**Objective:**
Find the lines containing the word "πατώντας" and copy every one of them.

::: Record extracts

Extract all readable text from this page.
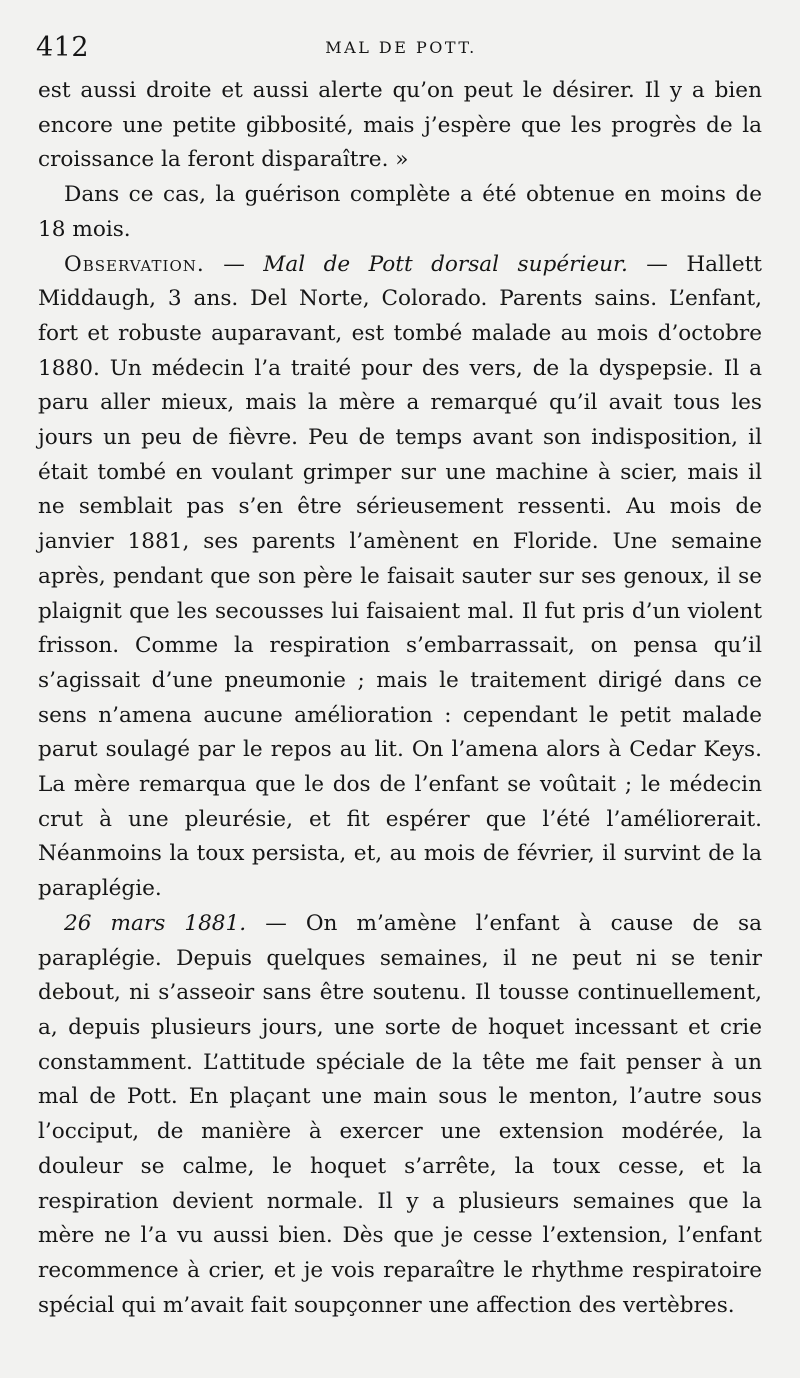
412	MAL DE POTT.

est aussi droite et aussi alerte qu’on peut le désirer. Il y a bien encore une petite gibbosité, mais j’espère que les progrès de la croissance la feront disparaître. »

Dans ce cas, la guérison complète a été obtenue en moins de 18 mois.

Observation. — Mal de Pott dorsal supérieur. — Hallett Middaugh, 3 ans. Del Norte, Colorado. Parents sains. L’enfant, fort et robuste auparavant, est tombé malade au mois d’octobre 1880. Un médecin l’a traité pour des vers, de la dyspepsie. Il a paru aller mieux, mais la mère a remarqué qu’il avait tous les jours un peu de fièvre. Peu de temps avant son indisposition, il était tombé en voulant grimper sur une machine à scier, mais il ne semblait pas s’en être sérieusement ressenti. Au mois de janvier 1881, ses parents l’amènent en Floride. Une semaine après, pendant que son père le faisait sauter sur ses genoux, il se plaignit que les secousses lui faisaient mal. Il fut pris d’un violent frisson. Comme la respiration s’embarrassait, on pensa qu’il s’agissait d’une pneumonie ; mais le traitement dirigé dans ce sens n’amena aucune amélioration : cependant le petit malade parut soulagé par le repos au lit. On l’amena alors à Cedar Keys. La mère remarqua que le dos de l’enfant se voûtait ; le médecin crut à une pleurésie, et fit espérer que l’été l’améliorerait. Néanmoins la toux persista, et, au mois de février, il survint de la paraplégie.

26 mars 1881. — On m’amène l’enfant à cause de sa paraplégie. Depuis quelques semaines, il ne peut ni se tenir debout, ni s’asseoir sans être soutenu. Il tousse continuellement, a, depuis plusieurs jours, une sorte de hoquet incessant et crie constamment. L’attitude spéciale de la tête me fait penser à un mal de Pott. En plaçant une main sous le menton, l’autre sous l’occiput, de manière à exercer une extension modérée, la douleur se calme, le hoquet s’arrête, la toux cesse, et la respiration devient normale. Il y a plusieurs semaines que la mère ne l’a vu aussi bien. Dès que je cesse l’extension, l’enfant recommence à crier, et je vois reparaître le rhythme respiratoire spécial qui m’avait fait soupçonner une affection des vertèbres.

::::::
::: Record extracts

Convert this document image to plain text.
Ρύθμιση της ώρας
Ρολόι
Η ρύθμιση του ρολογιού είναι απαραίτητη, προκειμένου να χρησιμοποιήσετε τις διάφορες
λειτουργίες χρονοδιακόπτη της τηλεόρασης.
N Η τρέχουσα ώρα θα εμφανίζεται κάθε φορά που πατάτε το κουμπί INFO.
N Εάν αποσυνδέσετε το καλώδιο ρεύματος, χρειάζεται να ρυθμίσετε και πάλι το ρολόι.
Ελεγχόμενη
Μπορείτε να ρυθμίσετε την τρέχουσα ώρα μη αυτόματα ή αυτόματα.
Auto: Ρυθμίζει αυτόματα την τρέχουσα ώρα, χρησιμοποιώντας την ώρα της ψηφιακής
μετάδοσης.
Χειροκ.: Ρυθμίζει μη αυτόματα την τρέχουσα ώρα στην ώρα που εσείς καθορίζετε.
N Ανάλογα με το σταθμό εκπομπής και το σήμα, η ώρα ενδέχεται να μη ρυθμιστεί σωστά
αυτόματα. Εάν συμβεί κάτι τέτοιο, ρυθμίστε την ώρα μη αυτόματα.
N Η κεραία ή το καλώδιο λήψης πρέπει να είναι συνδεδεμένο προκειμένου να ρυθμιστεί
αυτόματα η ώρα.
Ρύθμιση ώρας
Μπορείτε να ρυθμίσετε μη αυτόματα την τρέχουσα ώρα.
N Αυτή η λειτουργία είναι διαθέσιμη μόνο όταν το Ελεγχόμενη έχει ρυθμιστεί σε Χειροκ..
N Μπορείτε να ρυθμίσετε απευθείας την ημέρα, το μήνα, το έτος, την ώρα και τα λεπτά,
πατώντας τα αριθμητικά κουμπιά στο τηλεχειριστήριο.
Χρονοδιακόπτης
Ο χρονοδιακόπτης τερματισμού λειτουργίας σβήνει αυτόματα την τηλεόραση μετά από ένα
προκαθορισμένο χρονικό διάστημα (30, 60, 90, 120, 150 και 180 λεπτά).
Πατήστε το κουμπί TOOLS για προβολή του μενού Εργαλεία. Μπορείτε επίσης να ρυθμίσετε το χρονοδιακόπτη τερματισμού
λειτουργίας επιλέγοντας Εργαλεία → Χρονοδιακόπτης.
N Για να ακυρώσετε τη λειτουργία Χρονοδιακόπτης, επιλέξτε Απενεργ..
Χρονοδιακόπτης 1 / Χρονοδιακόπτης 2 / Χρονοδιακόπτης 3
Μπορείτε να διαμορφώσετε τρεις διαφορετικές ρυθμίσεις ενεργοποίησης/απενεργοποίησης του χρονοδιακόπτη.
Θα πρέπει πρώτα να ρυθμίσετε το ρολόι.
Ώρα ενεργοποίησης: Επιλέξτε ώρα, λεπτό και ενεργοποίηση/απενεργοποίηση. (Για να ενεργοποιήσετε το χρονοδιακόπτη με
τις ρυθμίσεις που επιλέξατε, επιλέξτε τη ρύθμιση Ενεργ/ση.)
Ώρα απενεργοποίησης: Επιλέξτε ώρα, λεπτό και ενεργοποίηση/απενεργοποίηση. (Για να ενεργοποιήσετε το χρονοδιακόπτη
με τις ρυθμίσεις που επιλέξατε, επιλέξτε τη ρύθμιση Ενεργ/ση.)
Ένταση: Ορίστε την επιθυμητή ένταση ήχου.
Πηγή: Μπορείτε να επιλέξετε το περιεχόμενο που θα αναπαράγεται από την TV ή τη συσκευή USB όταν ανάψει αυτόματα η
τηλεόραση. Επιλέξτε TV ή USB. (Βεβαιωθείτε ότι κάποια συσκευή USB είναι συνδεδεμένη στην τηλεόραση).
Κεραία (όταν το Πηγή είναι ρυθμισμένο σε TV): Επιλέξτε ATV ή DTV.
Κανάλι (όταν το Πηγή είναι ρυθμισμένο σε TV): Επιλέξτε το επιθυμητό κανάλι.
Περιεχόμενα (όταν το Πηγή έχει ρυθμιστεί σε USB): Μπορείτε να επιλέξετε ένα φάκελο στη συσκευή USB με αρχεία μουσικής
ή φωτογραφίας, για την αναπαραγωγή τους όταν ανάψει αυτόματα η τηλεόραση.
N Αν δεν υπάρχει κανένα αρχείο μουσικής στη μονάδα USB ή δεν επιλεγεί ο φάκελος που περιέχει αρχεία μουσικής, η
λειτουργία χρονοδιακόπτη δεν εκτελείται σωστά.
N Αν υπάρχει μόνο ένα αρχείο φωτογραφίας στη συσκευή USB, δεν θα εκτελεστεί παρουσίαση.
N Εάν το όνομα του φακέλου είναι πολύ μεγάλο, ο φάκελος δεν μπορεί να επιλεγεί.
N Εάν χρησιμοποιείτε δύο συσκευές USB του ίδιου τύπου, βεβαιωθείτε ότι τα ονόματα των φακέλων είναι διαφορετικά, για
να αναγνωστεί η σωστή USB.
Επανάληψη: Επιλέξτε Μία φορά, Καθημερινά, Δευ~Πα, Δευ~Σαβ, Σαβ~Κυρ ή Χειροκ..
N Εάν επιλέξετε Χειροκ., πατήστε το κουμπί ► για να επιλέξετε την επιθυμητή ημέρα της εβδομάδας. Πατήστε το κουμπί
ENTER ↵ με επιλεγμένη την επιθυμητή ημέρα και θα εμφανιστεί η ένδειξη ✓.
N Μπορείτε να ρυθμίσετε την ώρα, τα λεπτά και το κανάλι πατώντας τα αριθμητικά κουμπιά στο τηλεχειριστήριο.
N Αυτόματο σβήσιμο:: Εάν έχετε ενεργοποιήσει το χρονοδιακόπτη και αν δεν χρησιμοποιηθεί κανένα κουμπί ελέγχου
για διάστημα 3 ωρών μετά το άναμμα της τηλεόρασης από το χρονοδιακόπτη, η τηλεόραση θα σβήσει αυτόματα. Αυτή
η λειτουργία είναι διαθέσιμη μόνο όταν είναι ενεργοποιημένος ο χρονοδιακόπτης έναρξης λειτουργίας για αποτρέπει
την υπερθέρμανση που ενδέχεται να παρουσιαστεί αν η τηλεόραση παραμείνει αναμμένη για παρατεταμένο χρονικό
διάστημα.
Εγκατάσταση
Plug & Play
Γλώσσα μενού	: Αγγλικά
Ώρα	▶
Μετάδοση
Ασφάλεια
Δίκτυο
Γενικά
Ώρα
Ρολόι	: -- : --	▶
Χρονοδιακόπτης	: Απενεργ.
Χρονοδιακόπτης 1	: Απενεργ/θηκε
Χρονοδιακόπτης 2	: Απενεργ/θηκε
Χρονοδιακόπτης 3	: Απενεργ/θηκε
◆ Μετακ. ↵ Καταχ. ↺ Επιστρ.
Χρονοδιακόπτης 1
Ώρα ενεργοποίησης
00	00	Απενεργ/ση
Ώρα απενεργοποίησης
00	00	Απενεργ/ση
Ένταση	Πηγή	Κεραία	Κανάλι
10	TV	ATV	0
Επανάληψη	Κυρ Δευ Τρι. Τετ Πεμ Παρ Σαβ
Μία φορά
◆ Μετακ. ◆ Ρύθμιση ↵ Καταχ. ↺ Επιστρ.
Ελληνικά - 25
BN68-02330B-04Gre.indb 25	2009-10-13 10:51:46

::::::

**Answer to this problem:**
πατώντας τα αριθμητικά κουμπιά στο τηλεχειριστήριο.
N Μπορείτε να ρυθμίσετε την ώρα, τα λεπτά και το κανάλι πατώντας τα αριθμητικά κουμπιά στο τηλεχειριστήριο.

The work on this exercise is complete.